[Dataset items]

◇ ◇ ◇

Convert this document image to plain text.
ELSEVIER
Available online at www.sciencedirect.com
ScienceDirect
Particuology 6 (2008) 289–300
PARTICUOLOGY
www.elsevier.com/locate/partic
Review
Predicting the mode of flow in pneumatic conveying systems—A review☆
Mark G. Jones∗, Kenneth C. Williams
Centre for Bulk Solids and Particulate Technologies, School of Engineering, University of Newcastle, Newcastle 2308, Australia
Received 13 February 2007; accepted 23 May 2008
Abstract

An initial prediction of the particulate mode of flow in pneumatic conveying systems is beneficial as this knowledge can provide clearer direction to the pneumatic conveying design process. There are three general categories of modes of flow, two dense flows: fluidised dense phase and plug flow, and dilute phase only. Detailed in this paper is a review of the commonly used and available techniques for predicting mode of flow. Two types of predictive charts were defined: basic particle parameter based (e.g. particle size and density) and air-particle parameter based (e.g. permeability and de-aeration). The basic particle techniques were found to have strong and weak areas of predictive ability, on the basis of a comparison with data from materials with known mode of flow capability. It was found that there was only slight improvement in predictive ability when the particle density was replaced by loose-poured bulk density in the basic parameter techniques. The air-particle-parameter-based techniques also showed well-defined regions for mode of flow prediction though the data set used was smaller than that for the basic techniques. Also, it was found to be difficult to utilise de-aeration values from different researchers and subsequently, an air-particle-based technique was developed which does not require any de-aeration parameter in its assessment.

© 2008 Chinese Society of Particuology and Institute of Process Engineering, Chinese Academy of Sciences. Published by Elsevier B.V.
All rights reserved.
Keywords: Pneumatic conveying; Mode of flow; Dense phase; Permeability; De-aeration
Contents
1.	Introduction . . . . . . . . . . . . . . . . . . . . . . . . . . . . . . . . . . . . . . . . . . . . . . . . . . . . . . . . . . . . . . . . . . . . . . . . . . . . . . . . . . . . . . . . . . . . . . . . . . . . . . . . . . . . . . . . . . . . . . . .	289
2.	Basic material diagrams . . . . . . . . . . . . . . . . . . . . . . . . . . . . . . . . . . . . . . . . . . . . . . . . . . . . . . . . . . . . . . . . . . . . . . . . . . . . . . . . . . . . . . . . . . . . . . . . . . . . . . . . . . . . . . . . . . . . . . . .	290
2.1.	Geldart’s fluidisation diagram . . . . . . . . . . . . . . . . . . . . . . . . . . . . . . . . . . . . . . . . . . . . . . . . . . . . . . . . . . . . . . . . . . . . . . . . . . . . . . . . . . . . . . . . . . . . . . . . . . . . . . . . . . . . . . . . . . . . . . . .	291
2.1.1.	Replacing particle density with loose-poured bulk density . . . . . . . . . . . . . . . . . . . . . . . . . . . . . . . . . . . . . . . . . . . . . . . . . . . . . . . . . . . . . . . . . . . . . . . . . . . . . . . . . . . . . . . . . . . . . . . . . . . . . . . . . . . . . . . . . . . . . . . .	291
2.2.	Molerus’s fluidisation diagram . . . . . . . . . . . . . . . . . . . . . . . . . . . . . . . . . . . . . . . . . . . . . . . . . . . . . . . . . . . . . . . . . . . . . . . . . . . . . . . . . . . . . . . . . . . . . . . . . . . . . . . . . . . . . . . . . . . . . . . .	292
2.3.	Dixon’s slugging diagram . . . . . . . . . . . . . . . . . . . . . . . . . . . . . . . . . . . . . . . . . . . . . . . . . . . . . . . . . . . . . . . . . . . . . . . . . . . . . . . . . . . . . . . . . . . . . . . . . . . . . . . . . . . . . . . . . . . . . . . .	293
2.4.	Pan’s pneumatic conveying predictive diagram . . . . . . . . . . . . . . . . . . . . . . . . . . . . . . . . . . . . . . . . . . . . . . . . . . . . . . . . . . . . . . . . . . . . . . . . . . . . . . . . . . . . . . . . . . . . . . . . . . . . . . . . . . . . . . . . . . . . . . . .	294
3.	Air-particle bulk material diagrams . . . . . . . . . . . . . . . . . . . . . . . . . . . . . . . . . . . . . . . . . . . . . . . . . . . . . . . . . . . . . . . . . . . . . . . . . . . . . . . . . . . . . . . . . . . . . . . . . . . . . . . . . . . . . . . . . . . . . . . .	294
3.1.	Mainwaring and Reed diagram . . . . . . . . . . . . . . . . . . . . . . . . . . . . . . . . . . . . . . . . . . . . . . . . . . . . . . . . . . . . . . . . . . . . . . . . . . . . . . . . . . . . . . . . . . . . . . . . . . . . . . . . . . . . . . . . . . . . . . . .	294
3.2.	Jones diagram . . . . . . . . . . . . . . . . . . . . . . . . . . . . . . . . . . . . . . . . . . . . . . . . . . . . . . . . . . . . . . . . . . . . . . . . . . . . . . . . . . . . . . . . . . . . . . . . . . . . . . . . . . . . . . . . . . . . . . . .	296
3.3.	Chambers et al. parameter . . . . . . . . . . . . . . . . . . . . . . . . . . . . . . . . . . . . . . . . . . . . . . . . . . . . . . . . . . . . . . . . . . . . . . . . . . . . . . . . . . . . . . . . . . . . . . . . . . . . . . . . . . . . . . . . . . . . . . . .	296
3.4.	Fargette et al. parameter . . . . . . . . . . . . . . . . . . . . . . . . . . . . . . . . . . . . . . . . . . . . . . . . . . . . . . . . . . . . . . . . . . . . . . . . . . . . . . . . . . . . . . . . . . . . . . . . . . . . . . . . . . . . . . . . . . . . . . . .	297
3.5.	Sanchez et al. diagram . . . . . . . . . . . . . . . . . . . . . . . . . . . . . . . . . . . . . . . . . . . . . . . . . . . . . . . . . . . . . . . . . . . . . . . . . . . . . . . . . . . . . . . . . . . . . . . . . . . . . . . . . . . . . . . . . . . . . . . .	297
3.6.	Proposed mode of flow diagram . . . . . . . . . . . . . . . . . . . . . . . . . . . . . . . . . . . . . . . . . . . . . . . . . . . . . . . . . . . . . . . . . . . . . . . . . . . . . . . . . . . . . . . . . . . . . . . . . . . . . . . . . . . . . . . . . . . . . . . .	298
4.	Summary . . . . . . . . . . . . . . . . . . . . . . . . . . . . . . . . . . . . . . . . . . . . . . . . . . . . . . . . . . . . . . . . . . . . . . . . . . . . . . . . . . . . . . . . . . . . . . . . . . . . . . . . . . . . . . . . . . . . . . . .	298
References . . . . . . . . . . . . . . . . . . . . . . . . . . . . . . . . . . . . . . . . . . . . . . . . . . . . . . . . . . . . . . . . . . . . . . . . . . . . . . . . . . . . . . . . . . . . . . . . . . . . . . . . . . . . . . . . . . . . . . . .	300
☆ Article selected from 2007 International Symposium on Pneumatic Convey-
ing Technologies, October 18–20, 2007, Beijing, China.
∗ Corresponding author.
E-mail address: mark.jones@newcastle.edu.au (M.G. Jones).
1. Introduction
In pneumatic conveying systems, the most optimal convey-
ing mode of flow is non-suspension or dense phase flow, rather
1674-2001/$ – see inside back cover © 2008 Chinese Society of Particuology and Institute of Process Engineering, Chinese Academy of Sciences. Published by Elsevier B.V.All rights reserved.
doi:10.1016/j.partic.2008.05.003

◇ ◇ ◇

» WHAT TO WORK ON: Nothing should be left out: repeat all of the data exactly.

» WRITTEN ANSWER:
Convert this document image to plain text.
ELSEVIER
Available online at www.sciencedirect.com
ScienceDirect
Particuology 6 (2008) 289–300
PARTICUOLOGY
www.elsevier.com/locate/partic
Review
Predicting the mode of flow in pneumatic conveying systems—A review☆
Mark G. Jones∗, Kenneth C. Williams
Centre for Bulk Solids and Particulate Technologies, School of Engineering, University of Newcastle, Newcastle 2308, Australia
Received 13 February 2007; accepted 23 May 2008
Abstract

An initial prediction of the particulate mode of flow in pneumatic conveying systems is beneficial as this knowledge can provide clearer direction to the pneumatic conveying design process. There are three general categories of modes of flow, two dense flows: fluidised dense phase and plug flow, and dilute phase only. Detailed in this paper is a review of the commonly used and available techniques for predicting mode of flow. Two types of predictive charts were defined: basic particle parameter based (e.g. particle size and density) and air-particle parameter based (e.g. permeability and de-aeration). The basic particle techniques were found to have strong and weak areas of predictive ability, on the basis of a comparison with data from materials with known mode of flow capability. It was found that there was only slight improvement in predictive ability when the particle density was replaced by loose-poured bulk density in the basic parameter techniques. The air-particle-parameter-based techniques also showed well-defined regions for mode of flow prediction though the data set used was smaller than that for the basic techniques. Also, it was found to be difficult to utilise de-aeration values from different researchers and subsequently, an air-particle-based technique was developed which does not require any de-aeration parameter in its assessment.

© 2008 Chinese Society of Particuology and Institute of Process Engineering, Chinese Academy of Sciences. Published by Elsevier B.V.
All rights reserved.
Keywords: Pneumatic conveying; Mode of flow; Dense phase; Permeability; De-aeration
Contents
1.	Introduction . . . . . . . . . . . . . . . . . . . . . . . . . . . . . . . . . . . . . . . . . . . . . . . . . . . . . . . . . . . . . . . . . . . . . . . . . . . . . . . . . . . . . . . . . . . . . . . . . . . . . . . . . . . . . . . . . . . . . . . .	289
2.	Basic material diagrams . . . . . . . . . . . . . . . . . . . . . . . . . . . . . . . . . . . . . . . . . . . . . . . . . . . . . . . . . . . . . . . . . . . . . . . . . . . . . . . . . . . . . . . . . . . . . . . . . . . . . . . . . . . . . . . . . . . . . . . .	290
2.1.	Geldart’s fluidisation diagram . . . . . . . . . . . . . . . . . . . . . . . . . . . . . . . . . . . . . . . . . . . . . . . . . . . . . . . . . . . . . . . . . . . . . . . . . . . . . . . . . . . . . . . . . . . . . . . . . . . . . . . . . . . . . . . . . . . . . . . .	291
2.1.1.	Replacing particle density with loose-poured bulk density . . . . . . . . . . . . . . . . . . . . . . . . . . . . . . . . . . . . . . . . . . . . . . . . . . . . . . . . . . . . . . . . . . . . . . . . . . . . . . . . . . . . . . . . . . . . . . . . . . . . . . . . . . . . . . . . . . . . . . . .	291
2.2.	Molerus’s fluidisation diagram . . . . . . . . . . . . . . . . . . . . . . . . . . . . . . . . . . . . . . . . . . . . . . . . . . . . . . . . . . . . . . . . . . . . . . . . . . . . . . . . . . . . . . . . . . . . . . . . . . . . . . . . . . . . . . . . . . . . . . . .	292
2.3.	Dixon’s slugging diagram . . . . . . . . . . . . . . . . . . . . . . . . . . . . . . . . . . . . . . . . . . . . . . . . . . . . . . . . . . . . . . . . . . . . . . . . . . . . . . . . . . . . . . . . . . . . . . . . . . . . . . . . . . . . . . . . . . . . . . . .	293
2.4.	Pan’s pneumatic conveying predictive diagram . . . . . . . . . . . . . . . . . . . . . . . . . . . . . . . . . . . . . . . . . . . . . . . . . . . . . . . . . . . . . . . . . . . . . . . . . . . . . . . . . . . . . . . . . . . . . . . . . . . . . . . . . . . . . . . . . . . . . . . .	294
3.	Air-particle bulk material diagrams . . . . . . . . . . . . . . . . . . . . . . . . . . . . . . . . . . . . . . . . . . . . . . . . . . . . . . . . . . . . . . . . . . . . . . . . . . . . . . . . . . . . . . . . . . . . . . . . . . . . . . . . . . . . . . . . . . . . . . . .	294
3.1.	Mainwaring and Reed diagram . . . . . . . . . . . . . . . . . . . . . . . . . . . . . . . . . . . . . . . . . . . . . . . . . . . . . . . . . . . . . . . . . . . . . . . . . . . . . . . . . . . . . . . . . . . . . . . . . . . . . . . . . . . . . . . . . . . . . . . .	294
3.2.	Jones diagram . . . . . . . . . . . . . . . . . . . . . . . . . . . . . . . . . . . . . . . . . . . . . . . . . . . . . . . . . . . . . . . . . . . . . . . . . . . . . . . . . . . . . . . . . . . . . . . . . . . . . . . . . . . . . . . . . . . . . . . .	296
3.3.	Chambers et al. parameter . . . . . . . . . . . . . . . . . . . . . . . . . . . . . . . . . . . . . . . . . . . . . . . . . . . . . . . . . . . . . . . . . . . . . . . . . . . . . . . . . . . . . . . . . . . . . . . . . . . . . . . . . . . . . . . . . . . . . . . .	296
3.4.	Fargette et al. parameter . . . . . . . . . . . . . . . . . . . . . . . . . . . . . . . . . . . . . . . . . . . . . . . . . . . . . . . . . . . . . . . . . . . . . . . . . . . . . . . . . . . . . . . . . . . . . . . . . . . . . . . . . . . . . . . . . . . . . . . .	297
3.5.	Sanchez et al. diagram . . . . . . . . . . . . . . . . . . . . . . . . . . . . . . . . . . . . . . . . . . . . . . . . . . . . . . . . . . . . . . . . . . . . . . . . . . . . . . . . . . . . . . . . . . . . . . . . . . . . . . . . . . . . . . . . . . . . . . . .	297
3.6.	Proposed mode of flow diagram . . . . . . . . . . . . . . . . . . . . . . . . . . . . . . . . . . . . . . . . . . . . . . . . . . . . . . . . . . . . . . . . . . . . . . . . . . . . . . . . . . . . . . . . . . . . . . . . . . . . . . . . . . . . . . . . . . . . . . . .	298
4.	Summary . . . . . . . . . . . . . . . . . . . . . . . . . . . . . . . . . . . . . . . . . . . . . . . . . . . . . . . . . . . . . . . . . . . . . . . . . . . . . . . . . . . . . . . . . . . . . . . . . . . . . . . . . . . . . . . . . . . . . . . .	298
References . . . . . . . . . . . . . . . . . . . . . . . . . . . . . . . . . . . . . . . . . . . . . . . . . . . . . . . . . . . . . . . . . . . . . . . . . . . . . . . . . . . . . . . . . . . . . . . . . . . . . . . . . . . . . . . . . . . . . . . .	300
☆ Article selected from 2007 International Symposium on Pneumatic Convey-
ing Technologies, October 18–20, 2007, Beijing, China.
∗ Corresponding author.
E-mail address: mark.jones@newcastle.edu.au (M.G. Jones).
1. Introduction
In pneumatic conveying systems, the most optimal convey-
ing mode of flow is non-suspension or dense phase flow, rather
1674-2001/$ – see inside back cover © 2008 Chinese Society of Particuology and Institute of Process Engineering, Chinese Academy of Sciences. Published by Elsevier B.V.All rights reserved.
doi:10.1016/j.partic.2008.05.003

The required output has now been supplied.